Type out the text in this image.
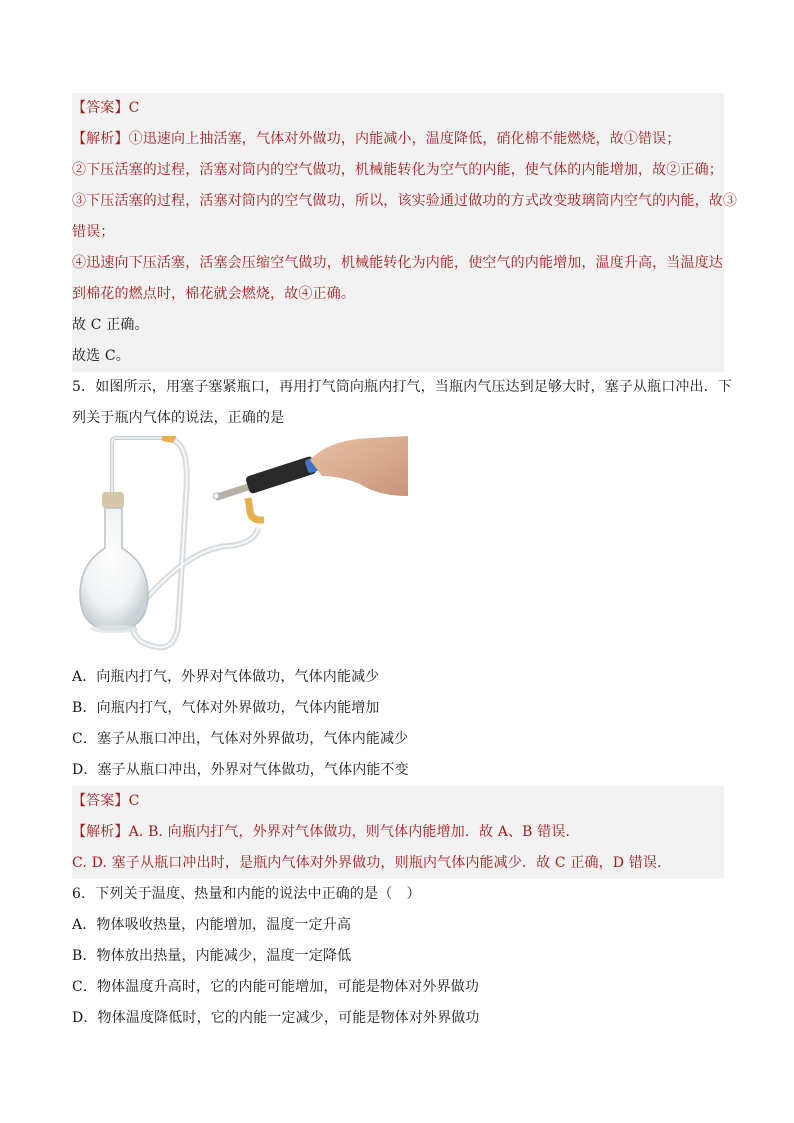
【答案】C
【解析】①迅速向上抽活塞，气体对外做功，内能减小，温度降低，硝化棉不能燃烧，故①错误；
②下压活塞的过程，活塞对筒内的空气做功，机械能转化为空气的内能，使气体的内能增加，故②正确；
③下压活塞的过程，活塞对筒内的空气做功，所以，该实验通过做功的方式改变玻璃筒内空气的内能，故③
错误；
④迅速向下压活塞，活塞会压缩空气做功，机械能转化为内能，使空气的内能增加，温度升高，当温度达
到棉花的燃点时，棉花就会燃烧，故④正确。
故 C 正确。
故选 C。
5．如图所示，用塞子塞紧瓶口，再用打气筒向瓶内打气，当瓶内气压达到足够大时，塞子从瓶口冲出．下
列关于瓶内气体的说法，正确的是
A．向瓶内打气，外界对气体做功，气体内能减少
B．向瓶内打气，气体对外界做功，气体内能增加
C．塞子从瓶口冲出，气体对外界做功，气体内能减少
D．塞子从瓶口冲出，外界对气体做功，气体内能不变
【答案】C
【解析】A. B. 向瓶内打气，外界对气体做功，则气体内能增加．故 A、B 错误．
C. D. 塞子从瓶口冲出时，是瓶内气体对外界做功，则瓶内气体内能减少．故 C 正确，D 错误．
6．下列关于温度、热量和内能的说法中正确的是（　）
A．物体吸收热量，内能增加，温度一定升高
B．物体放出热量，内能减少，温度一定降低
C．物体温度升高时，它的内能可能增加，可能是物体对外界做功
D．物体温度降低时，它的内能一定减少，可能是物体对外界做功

--

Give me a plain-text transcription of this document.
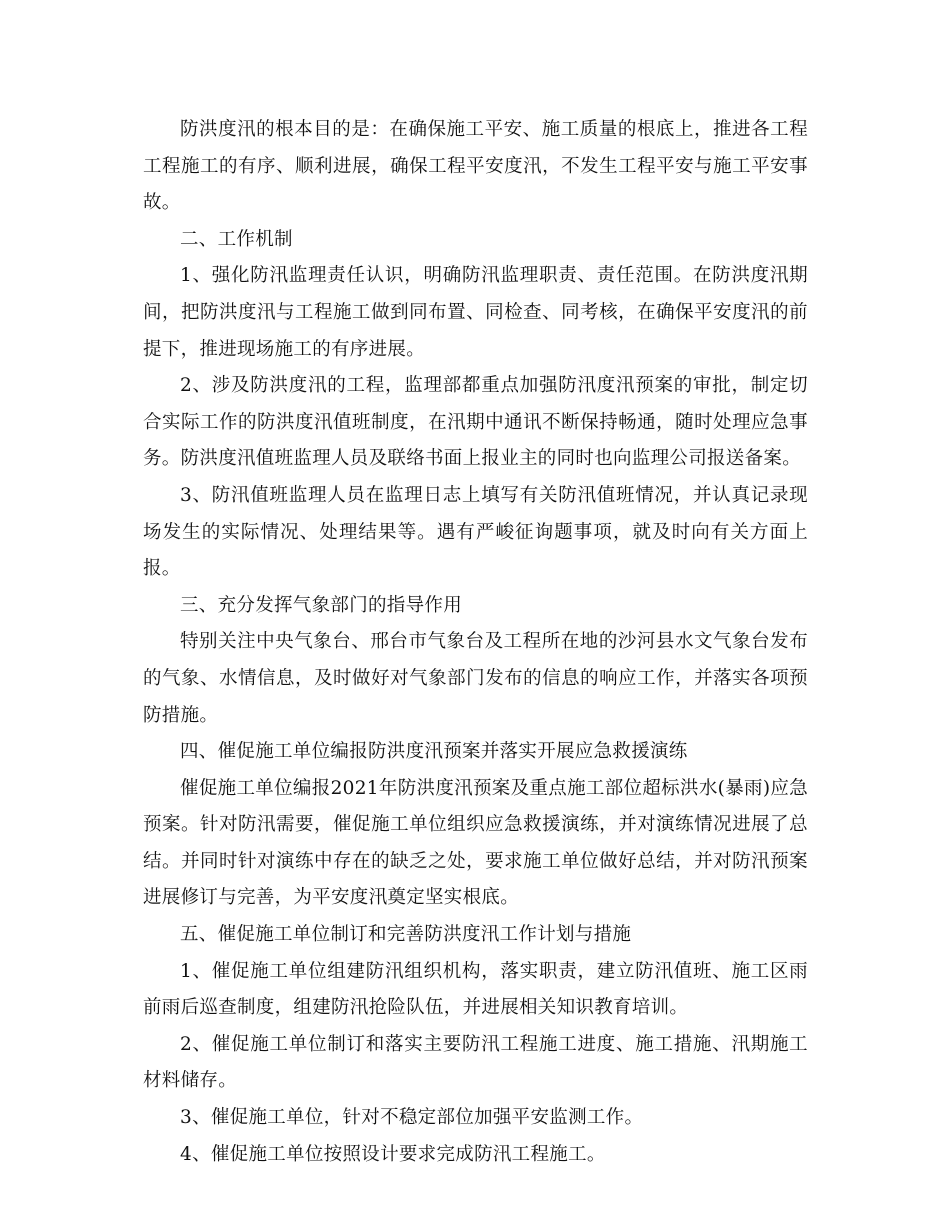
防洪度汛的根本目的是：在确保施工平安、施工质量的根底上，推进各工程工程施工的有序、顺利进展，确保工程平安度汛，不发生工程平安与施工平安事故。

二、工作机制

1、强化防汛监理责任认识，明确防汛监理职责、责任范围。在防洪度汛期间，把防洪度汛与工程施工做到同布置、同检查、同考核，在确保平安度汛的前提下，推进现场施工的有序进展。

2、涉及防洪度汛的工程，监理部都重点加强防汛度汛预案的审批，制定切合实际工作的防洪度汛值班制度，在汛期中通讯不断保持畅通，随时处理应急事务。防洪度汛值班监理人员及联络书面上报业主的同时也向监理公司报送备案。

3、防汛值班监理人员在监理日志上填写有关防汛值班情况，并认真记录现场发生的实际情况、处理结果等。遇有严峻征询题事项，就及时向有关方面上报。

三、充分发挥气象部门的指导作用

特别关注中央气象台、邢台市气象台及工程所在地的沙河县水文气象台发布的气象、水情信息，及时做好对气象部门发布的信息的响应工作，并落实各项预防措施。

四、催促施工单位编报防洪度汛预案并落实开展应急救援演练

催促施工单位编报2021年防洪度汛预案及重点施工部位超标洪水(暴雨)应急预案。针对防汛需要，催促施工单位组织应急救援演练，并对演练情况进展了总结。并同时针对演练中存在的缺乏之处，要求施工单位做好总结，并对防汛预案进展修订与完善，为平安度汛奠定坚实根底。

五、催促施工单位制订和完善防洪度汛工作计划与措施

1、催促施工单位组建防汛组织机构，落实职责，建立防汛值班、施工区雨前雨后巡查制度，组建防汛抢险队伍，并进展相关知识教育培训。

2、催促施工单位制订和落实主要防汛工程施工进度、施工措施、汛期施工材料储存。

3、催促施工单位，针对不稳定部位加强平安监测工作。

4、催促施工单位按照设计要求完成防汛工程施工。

> [GOAL]: Find each line that has the word "text", then copy it out.

> [OUTPUT FOR THIS TASK]:
Type out the text in this image.
Give me a plain-text transcription of this document.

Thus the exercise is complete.